RECORDS TO USE.
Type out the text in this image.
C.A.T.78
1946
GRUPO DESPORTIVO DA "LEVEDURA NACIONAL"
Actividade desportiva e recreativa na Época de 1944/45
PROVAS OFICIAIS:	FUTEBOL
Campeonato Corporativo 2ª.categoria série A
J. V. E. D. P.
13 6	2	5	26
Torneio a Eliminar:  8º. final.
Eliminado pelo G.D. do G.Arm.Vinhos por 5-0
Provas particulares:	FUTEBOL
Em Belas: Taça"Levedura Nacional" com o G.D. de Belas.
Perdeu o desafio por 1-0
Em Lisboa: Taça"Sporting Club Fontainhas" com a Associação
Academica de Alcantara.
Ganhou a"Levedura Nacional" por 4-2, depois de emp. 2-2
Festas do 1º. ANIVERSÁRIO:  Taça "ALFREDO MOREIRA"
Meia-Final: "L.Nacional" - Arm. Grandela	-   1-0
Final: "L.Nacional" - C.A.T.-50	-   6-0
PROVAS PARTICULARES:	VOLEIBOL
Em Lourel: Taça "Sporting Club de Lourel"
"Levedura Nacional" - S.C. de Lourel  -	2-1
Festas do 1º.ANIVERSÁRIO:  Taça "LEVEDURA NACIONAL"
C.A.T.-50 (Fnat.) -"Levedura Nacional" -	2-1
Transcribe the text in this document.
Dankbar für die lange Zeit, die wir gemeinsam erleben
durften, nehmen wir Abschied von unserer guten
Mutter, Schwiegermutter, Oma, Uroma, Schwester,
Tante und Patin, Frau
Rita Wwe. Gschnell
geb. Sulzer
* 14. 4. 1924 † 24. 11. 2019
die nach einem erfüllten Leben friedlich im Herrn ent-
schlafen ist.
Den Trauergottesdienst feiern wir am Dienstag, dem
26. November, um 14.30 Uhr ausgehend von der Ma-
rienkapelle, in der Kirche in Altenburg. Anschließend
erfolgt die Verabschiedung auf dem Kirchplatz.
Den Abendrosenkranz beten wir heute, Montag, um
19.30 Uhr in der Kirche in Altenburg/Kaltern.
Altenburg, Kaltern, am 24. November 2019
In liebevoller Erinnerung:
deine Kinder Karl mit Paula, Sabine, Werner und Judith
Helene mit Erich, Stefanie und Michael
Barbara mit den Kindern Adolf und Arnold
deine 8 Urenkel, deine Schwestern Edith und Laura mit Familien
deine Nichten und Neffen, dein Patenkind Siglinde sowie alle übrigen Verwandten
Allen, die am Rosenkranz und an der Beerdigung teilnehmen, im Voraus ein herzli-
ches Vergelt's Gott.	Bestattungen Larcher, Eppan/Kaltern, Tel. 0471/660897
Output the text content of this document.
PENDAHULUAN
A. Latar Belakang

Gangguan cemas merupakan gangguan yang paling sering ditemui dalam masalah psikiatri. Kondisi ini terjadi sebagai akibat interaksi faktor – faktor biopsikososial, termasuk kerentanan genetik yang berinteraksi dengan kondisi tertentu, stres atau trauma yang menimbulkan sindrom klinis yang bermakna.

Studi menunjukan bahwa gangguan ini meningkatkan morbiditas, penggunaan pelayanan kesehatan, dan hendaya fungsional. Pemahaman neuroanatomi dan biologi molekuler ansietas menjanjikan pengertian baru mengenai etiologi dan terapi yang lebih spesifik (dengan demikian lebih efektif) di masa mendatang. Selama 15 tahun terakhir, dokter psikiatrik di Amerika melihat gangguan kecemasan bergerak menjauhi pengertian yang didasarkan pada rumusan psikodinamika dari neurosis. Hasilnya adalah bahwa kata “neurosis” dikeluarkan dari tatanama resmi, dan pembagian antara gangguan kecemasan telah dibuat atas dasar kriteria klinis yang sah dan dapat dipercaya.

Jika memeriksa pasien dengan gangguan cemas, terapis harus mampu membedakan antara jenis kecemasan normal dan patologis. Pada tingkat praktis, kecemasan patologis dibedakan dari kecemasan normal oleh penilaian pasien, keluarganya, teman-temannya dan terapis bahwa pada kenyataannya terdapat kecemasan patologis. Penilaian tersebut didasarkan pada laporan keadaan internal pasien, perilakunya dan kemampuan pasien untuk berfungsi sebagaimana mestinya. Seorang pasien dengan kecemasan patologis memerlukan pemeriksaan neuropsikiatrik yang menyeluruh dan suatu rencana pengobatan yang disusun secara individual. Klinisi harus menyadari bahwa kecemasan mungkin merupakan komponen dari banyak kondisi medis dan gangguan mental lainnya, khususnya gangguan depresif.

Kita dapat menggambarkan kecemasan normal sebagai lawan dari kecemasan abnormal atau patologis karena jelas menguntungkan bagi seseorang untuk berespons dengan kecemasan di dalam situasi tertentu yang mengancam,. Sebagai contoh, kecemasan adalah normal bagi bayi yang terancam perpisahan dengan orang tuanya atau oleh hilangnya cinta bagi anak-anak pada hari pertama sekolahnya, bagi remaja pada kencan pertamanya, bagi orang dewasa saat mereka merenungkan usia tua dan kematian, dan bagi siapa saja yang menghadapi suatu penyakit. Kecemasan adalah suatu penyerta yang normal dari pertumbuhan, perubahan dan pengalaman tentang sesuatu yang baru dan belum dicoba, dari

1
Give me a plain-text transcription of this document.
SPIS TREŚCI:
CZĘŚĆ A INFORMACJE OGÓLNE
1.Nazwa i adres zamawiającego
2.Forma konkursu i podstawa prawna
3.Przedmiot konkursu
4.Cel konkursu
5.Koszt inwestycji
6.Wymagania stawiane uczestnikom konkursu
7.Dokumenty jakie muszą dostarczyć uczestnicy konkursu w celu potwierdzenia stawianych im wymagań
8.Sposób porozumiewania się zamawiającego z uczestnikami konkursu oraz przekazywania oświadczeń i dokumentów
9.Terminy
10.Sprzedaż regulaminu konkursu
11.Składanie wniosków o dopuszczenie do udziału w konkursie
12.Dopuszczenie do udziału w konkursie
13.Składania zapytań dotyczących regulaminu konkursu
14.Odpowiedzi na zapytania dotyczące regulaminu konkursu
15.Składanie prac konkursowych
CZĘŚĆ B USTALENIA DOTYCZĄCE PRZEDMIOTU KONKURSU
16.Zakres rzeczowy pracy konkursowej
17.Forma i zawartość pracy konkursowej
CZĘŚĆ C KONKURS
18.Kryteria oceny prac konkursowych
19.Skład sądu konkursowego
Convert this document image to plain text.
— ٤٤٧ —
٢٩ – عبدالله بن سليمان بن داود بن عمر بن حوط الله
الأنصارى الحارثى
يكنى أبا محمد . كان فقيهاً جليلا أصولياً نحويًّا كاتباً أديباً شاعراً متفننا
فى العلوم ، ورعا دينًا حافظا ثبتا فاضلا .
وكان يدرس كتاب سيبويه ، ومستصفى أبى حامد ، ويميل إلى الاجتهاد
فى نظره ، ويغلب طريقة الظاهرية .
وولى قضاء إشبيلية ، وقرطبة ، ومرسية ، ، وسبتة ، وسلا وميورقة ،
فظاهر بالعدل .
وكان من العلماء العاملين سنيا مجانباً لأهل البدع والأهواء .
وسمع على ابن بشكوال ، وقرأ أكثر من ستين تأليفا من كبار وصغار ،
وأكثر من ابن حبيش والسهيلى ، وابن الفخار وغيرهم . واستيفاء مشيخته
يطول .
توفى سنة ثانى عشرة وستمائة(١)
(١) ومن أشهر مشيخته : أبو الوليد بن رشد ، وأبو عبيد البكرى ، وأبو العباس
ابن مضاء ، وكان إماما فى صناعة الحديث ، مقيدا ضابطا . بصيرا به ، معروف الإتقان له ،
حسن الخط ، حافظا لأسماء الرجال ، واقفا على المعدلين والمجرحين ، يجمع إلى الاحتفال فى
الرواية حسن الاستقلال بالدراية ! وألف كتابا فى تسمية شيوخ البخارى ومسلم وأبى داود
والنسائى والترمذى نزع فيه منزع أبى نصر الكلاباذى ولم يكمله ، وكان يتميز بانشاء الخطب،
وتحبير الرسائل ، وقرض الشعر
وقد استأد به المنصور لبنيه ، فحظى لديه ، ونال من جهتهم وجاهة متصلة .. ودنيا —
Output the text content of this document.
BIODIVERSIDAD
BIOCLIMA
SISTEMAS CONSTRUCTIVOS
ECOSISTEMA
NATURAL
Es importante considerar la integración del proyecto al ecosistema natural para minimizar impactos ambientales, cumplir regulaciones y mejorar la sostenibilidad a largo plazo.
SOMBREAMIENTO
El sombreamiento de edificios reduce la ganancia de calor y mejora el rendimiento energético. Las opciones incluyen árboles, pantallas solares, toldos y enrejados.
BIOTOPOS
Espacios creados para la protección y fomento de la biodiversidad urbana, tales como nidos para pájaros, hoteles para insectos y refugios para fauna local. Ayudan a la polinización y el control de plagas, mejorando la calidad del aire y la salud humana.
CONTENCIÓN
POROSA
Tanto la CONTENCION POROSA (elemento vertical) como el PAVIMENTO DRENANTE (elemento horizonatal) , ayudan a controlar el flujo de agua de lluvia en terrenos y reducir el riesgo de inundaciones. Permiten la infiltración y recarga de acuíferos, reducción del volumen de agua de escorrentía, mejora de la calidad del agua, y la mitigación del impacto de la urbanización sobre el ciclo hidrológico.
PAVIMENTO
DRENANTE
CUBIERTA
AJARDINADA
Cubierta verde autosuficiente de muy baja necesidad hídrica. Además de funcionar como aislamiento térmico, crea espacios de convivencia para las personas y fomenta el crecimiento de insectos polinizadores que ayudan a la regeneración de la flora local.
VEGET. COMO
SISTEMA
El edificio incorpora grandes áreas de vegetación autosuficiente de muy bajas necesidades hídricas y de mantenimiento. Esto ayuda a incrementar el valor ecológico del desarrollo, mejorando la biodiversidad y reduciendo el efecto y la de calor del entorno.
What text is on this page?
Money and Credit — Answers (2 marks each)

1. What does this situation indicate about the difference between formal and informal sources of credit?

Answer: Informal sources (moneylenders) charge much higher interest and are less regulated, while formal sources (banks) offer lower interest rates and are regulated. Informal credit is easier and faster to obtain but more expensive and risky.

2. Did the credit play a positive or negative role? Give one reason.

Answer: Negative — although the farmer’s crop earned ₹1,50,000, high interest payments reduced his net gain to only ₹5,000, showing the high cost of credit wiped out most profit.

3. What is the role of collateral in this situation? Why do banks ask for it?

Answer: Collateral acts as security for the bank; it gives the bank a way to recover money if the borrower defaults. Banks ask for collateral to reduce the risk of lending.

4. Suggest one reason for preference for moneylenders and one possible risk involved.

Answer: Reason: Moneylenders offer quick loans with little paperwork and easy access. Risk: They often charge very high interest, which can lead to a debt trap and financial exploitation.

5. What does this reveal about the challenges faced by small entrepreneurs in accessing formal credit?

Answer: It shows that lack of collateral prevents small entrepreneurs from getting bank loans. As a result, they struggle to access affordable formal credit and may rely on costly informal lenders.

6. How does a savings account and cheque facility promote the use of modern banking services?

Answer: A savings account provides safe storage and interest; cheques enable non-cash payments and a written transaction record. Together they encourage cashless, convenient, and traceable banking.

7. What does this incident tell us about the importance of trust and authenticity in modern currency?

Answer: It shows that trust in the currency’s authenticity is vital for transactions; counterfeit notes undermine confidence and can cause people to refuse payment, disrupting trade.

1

WHAT IS EXPECTED. Tell how many lines of the material above hold "modern", answering with a bare number.

RESULT OF THE EXERCISE. 2